-- START OF Record extracts --
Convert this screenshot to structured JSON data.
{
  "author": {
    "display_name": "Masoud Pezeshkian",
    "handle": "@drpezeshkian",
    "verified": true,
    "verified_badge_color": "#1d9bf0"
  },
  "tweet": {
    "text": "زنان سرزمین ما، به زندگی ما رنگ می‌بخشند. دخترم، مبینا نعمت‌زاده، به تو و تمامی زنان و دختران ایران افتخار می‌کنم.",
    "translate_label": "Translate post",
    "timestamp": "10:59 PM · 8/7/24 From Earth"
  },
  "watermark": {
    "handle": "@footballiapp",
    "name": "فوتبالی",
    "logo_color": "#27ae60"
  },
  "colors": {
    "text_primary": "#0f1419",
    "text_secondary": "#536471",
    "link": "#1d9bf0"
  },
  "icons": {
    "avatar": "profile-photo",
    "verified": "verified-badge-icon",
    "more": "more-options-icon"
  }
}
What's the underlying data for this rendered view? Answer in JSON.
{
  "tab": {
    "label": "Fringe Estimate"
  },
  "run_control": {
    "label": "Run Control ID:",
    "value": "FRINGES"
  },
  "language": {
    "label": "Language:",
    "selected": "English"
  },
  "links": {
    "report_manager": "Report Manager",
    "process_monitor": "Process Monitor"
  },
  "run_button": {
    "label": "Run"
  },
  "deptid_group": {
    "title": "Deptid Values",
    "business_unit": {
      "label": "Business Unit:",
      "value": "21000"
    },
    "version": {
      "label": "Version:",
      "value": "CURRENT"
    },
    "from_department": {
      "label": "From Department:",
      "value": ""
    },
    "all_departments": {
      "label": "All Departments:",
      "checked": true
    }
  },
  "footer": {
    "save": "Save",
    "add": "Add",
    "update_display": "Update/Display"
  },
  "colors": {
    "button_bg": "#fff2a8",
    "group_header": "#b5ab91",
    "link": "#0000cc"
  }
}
-- END OF Record extracts --
» **Goal**: Copy every line of the material in which the word "data" occurs.

» **Complete answer**:
Convert this screenshot to structured JSON data.
What's the underlying data for this rendered view? Answer in JSON.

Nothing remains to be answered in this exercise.